RECORDED INFORMATION –

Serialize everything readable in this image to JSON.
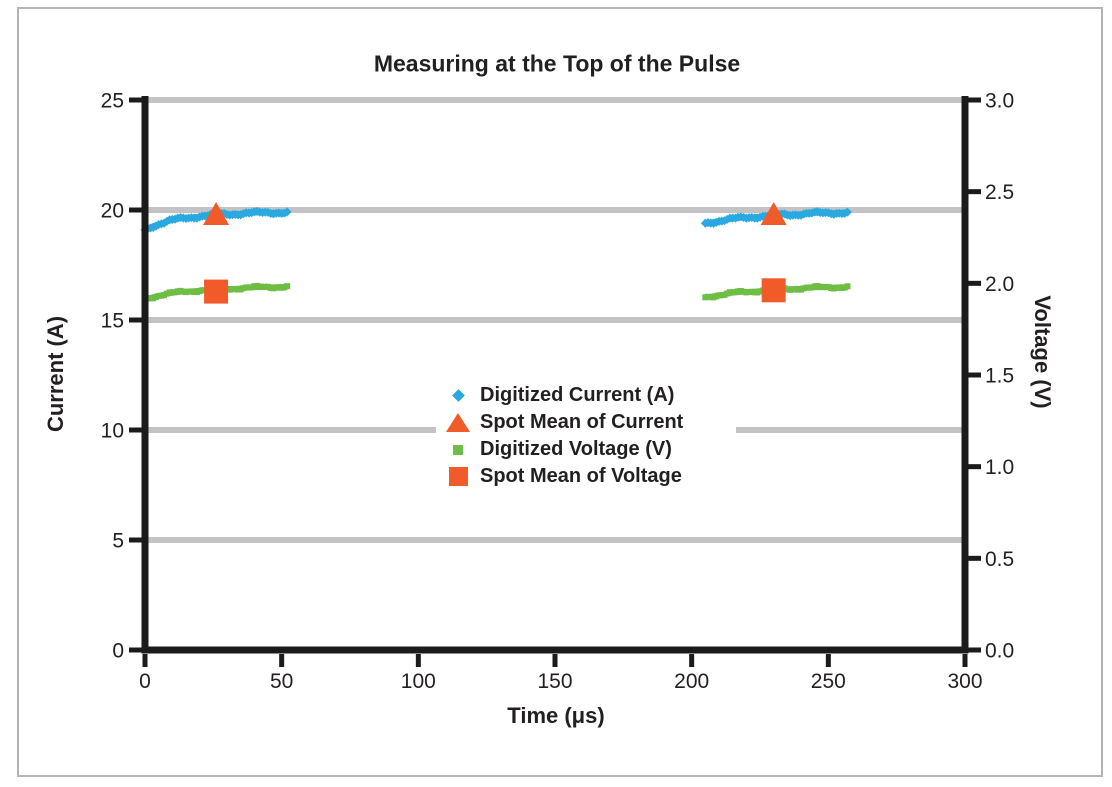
{
  "chart_data": {
    "type": "scatter",
    "title": "Measuring at the Top of the Pulse",
    "xlabel": "Time (μs)",
    "ylabel_left": "Current (A)",
    "ylabel_right": "Voltage (V)",
    "xlim": [
      0,
      300
    ],
    "ylim_left": [
      0,
      25
    ],
    "ylim_right": [
      0.0,
      3.0
    ],
    "x_ticks": [
      0,
      50,
      100,
      150,
      200,
      250,
      300
    ],
    "y_left_ticks": [
      0,
      5,
      10,
      15,
      20,
      25
    ],
    "y_right_ticks": [
      "0.0",
      "0.5",
      "1.0",
      "1.5",
      "2.0",
      "2.5",
      "3.0"
    ],
    "gridlines_left_values": [
      5,
      10,
      15,
      20,
      25
    ],
    "grid_on": true,
    "legend_position": "center",
    "colors": {
      "grid": "#c3c3c5",
      "axis": "#1b1b1b",
      "text": "#231F20"
    },
    "series": [
      {
        "id": "digitized-current",
        "name": "Digitized Current (A)",
        "axis": "left",
        "marker": "diamond",
        "color": "#29A9DF",
        "segments": [
          [
            [
              0,
              19.1
            ],
            [
              3,
              19.28
            ],
            [
              6,
              19.4
            ],
            [
              9,
              19.5
            ],
            [
              12,
              19.58
            ],
            [
              15,
              19.64
            ],
            [
              18,
              19.69
            ],
            [
              21,
              19.73
            ],
            [
              24,
              19.76
            ],
            [
              27,
              19.79
            ],
            [
              30,
              19.81
            ],
            [
              33,
              19.83
            ],
            [
              36,
              19.85
            ],
            [
              39,
              19.86
            ],
            [
              42,
              19.87
            ],
            [
              45,
              19.88
            ],
            [
              48,
              19.89
            ],
            [
              52,
              19.9
            ]
          ],
          [
            [
              205,
              19.4
            ],
            [
              209,
              19.49
            ],
            [
              213,
              19.56
            ],
            [
              217,
              19.62
            ],
            [
              221,
              19.67
            ],
            [
              225,
              19.71
            ],
            [
              229,
              19.75
            ],
            [
              233,
              19.78
            ],
            [
              237,
              19.8
            ],
            [
              241,
              19.83
            ],
            [
              245,
              19.85
            ],
            [
              249,
              19.86
            ],
            [
              253,
              19.88
            ],
            [
              257,
              19.89
            ]
          ]
        ]
      },
      {
        "id": "spot-mean-current",
        "name": "Spot Mean of Current",
        "axis": "left",
        "marker": "triangle",
        "color": "#F15B2A",
        "points": [
          [
            26,
            19.77
          ],
          [
            230,
            19.77
          ]
        ]
      },
      {
        "id": "digitized-voltage",
        "name": "Digitized Voltage (V)",
        "axis": "right",
        "marker": "square",
        "color": "#6EBE45",
        "segments": [
          [
            [
              0,
              1.915
            ],
            [
              4,
              1.931
            ],
            [
              8,
              1.942
            ],
            [
              12,
              1.95
            ],
            [
              16,
              1.957
            ],
            [
              20,
              1.962
            ],
            [
              24,
              1.966
            ],
            [
              28,
              1.969
            ],
            [
              32,
              1.972
            ],
            [
              36,
              1.975
            ],
            [
              40,
              1.977
            ],
            [
              44,
              1.979
            ],
            [
              48,
              1.981
            ],
            [
              52,
              1.983
            ]
          ],
          [
            [
              205,
              1.924
            ],
            [
              209,
              1.935
            ],
            [
              213,
              1.943
            ],
            [
              217,
              1.95
            ],
            [
              221,
              1.955
            ],
            [
              225,
              1.96
            ],
            [
              229,
              1.964
            ],
            [
              233,
              1.968
            ],
            [
              237,
              1.971
            ],
            [
              241,
              1.974
            ],
            [
              245,
              1.976
            ],
            [
              249,
              1.978
            ],
            [
              253,
              1.98
            ],
            [
              257,
              1.982
            ]
          ]
        ]
      },
      {
        "id": "spot-mean-voltage",
        "name": "Spot Mean of Voltage",
        "axis": "right",
        "marker": "square-large",
        "color": "#F15B2A",
        "points": [
          [
            26,
            1.955
          ],
          [
            230,
            1.962
          ]
        ]
      }
    ]
  }
}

TASK DESCRIPTION – Reproduce each line exactly, please, except for any pictures.

COMPLETED TASK –
Serialize everything readable in this image to JSON.
{
  "chart_data": {
    "type": "scatter",
    "title": "Measuring at the Top of the Pulse",
    "xlabel": "Time (μs)",
    "ylabel_left": "Current (A)",
    "ylabel_right": "Voltage (V)",
    "xlim": [
      0,
      300
    ],
    "ylim_left": [
      0,
      25
    ],
    "ylim_right": [
      0.0,
      3.0
    ],
    "x_ticks": [
      0,
      50,
      100,
      150,
      200,
      250,
      300
    ],
    "y_left_ticks": [
      0,
      5,
      10,
      15,
      20,
      25
    ],
    "y_right_ticks": [
      "0.0",
      "0.5",
      "1.0",
      "1.5",
      "2.0",
      "2.5",
      "3.0"
    ],
    "gridlines_left_values": [
      5,
      10,
      15,
      20,
      25
    ],
    "grid_on": true,
    "legend_position": "center",
    "colors": {
      "grid": "#c3c3c5",
      "axis": "#1b1b1b",
      "text": "#231F20"
    },
    "series": [
      {
        "id": "digitized-current",
        "name": "Digitized Current (A)",
        "axis": "left",
        "marker": "diamond",
        "color": "#29A9DF",
        "segments": [
          [
            [
              0,
              19.1
            ],
            [
              3,
              19.28
            ],
            [
              6,
              19.4
            ],
            [
              9,
              19.5
            ],
            [
              12,
              19.58
            ],
            [
              15,
              19.64
            ],
            [
              18,
              19.69
            ],
            [
              21,
              19.73
            ],
            [
              24,
              19.76
            ],
            [
              27,
              19.79
            ],
            [
              30,
              19.81
            ],
            [
              33,
              19.83
            ],
            [
              36,
              19.85
            ],
            [
              39,
              19.86
            ],
            [
              42,
              19.87
            ],
            [
              45,
              19.88
            ],
            [
              48,
              19.89
            ],
            [
              52,
              19.9
            ]
          ],
          [
            [
              205,
              19.4
            ],
            [
              209,
              19.49
            ],
            [
              213,
              19.56
            ],
            [
              217,
              19.62
            ],
            [
              221,
              19.67
            ],
            [
              225,
              19.71
            ],
            [
              229,
              19.75
            ],
            [
              233,
              19.78
            ],
            [
              237,
              19.8
            ],
            [
              241,
              19.83
            ],
            [
              245,
              19.85
            ],
            [
              249,
              19.86
            ],
            [
              253,
              19.88
            ],
            [
              257,
              19.89
            ]
          ]
        ]
      },
      {
        "id": "spot-mean-current",
        "name": "Spot Mean of Current",
        "axis": "left",
        "marker": "triangle",
        "color": "#F15B2A",
        "points": [
          [
            26,
            19.77
          ],
          [
            230,
            19.77
          ]
        ]
      },
      {
        "id": "digitized-voltage",
        "name": "Digitized Voltage (V)",
        "axis": "right",
        "marker": "square",
        "color": "#6EBE45",
        "segments": [
          [
            [
              0,
              1.915
            ],
            [
              4,
              1.931
            ],
            [
              8,
              1.942
            ],
            [
              12,
              1.95
            ],
            [
              16,
              1.957
            ],
            [
              20,
              1.962
            ],
            [
              24,
              1.966
            ],
            [
              28,
              1.969
            ],
            [
              32,
              1.972
            ],
            [
              36,
              1.975
            ],
            [
              40,
              1.977
            ],
            [
              44,
              1.979
            ],
            [
              48,
              1.981
            ],
            [
              52,
              1.983
            ]
          ],
          [
            [
              205,
              1.924
            ],
            [
              209,
              1.935
            ],
            [
              213,
              1.943
            ],
            [
              217,
              1.95
            ],
            [
              221,
              1.955
            ],
            [
              225,
              1.96
            ],
            [
              229,
              1.964
            ],
            [
              233,
              1.968
            ],
            [
              237,
              1.971
            ],
            [
              241,
              1.974
            ],
            [
              245,
              1.976
            ],
            [
              249,
              1.978
            ],
            [
              253,
              1.98
            ],
            [
              257,
              1.982
            ]
          ]
        ]
      },
      {
        "id": "spot-mean-voltage",
        "name": "Spot Mean of Voltage",
        "axis": "right",
        "marker": "square-large",
        "color": "#F15B2A",
        "points": [
          [
            26,
            1.955
          ],
          [
            230,
            1.962
          ]
        ]
      }
    ]
  }
}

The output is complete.